## Extracted data

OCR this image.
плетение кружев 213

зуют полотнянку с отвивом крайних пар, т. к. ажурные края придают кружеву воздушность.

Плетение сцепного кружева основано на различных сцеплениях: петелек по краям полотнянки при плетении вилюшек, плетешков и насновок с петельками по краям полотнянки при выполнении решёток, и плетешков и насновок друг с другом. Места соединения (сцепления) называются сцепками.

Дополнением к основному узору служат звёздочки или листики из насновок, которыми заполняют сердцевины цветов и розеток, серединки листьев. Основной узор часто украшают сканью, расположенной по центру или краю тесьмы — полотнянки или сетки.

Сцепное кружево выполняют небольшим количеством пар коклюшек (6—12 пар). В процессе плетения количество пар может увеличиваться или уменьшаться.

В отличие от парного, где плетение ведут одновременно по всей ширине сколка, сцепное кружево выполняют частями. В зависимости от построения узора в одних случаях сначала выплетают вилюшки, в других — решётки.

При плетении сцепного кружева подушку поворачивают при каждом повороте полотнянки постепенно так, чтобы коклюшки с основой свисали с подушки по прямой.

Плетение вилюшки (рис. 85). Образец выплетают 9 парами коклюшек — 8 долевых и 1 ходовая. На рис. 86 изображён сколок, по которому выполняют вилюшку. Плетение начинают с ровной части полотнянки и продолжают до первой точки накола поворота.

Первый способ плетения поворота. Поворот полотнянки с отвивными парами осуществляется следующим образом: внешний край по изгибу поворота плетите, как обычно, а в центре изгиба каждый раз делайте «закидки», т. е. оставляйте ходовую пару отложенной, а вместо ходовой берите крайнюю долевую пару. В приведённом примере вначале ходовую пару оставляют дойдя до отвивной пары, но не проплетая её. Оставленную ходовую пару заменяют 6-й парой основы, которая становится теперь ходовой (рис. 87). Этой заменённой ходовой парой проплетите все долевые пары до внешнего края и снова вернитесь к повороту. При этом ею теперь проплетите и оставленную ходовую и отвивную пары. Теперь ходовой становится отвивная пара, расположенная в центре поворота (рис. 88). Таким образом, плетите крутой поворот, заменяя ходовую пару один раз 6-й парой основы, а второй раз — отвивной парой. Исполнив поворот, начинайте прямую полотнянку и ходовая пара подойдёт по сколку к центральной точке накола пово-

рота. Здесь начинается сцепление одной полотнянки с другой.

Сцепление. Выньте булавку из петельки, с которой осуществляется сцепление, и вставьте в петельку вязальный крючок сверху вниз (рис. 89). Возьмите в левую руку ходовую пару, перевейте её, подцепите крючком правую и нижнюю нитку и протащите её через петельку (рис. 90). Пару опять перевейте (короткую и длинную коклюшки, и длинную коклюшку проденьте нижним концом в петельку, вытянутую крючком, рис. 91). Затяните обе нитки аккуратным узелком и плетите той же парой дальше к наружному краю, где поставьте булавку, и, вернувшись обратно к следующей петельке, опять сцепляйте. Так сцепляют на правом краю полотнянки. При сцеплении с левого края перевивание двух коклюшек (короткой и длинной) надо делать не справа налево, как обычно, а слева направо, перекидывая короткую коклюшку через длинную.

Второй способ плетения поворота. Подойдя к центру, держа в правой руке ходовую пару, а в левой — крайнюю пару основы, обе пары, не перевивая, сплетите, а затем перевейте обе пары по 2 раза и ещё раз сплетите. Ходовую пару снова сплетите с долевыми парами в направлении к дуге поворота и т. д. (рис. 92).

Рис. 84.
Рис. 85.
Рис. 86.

## What you will do
Copy out the data shown above without altering anything.

## Task answer
OCR this image.
плетение кружев 213

зуют полотнянку с отвивом крайних пар, т. к. ажурные края придают кружеву воздушность.

Плетение сцепного кружева основано на различных сцеплениях: петелек по краям полотнянки при плетении вилюшек, плетешков и насновок с петельками по краям полотнянки при выполнении решёток, и плетешков и насновок друг с другом. Места соединения (сцепления) называются сцепками.

Дополнением к основному узору служат звёздочки или листики из насновок, которыми заполняют сердцевины цветов и розеток, серединки листьев. Основной узор часто украшают сканью, расположенной по центру или краю тесьмы — полотнянки или сетки.

Сцепное кружево выполняют небольшим количеством пар коклюшек (6—12 пар). В процессе плетения количество пар может увеличиваться или уменьшаться.

В отличие от парного, где плетение ведут одновременно по всей ширине сколка, сцепное кружево выполняют частями. В зависимости от построения узора в одних случаях сначала выплетают вилюшки, в других — решётки.

При плетении сцепного кружева подушку поворачивают при каждом повороте полотнянки постепенно так, чтобы коклюшки с основой свисали с подушки по прямой.

Плетение вилюшки (рис. 85). Образец выплетают 9 парами коклюшек — 8 долевых и 1 ходовая. На рис. 86 изображён сколок, по которому выполняют вилюшку. Плетение начинают с ровной части полотнянки и продолжают до первой точки накола поворота.

Первый способ плетения поворота. Поворот полотнянки с отвивными парами осуществляется следующим образом: внешний край по изгибу поворота плетите, как обычно, а в центре изгиба каждый раз делайте «закидки», т. е. оставляйте ходовую пару отложенной, а вместо ходовой берите крайнюю долевую пару. В приведённом примере вначале ходовую пару оставляют дойдя до отвивной пары, но не проплетая её. Оставленную ходовую пару заменяют 6-й парой основы, которая становится теперь ходовой (рис. 87). Этой заменённой ходовой парой проплетите все долевые пары до внешнего края и снова вернитесь к повороту. При этом ею теперь проплетите и оставленную ходовую и отвивную пары. Теперь ходовой становится отвивная пара, расположенная в центре поворота (рис. 88). Таким образом, плетите крутой поворот, заменяя ходовую пару один раз 6-й парой основы, а второй раз — отвивной парой. Исполнив поворот, начинайте прямую полотнянку и ходовая пара подойдёт по сколку к центральной точке накола пово-

рота. Здесь начинается сцепление одной полотнянки с другой.

Сцепление. Выньте булавку из петельки, с которой осуществляется сцепление, и вставьте в петельку вязальный крючок сверху вниз (рис. 89). Возьмите в левую руку ходовую пару, перевейте её, подцепите крючком правую и нижнюю нитку и протащите её через петельку (рис. 90). Пару опять перевейте (короткую и длинную коклюшки, и длинную коклюшку проденьте нижним концом в петельку, вытянутую крючком, рис. 91). Затяните обе нитки аккуратным узелком и плетите той же парой дальше к наружному краю, где поставьте булавку, и, вернувшись обратно к следующей петельке, опять сцепляйте. Так сцепляют на правом краю полотнянки. При сцеплении с левого края перевивание двух коклюшек (короткой и длинной) надо делать не справа налево, как обычно, а слева направо, перекидывая короткую коклюшку через длинную.

Второй способ плетения поворота. Подойдя к центру, держа в правой руке ходовую пару, а в левой — крайнюю пару основы, обе пары, не перевивая, сплетите, а затем перевейте обе пары по 2 раза и ещё раз сплетите. Ходовую пару снова сплетите с долевыми парами в направлении к дуге поворота и т. д. (рис. 92).

Рис. 84.
Рис. 85.
Рис. 86.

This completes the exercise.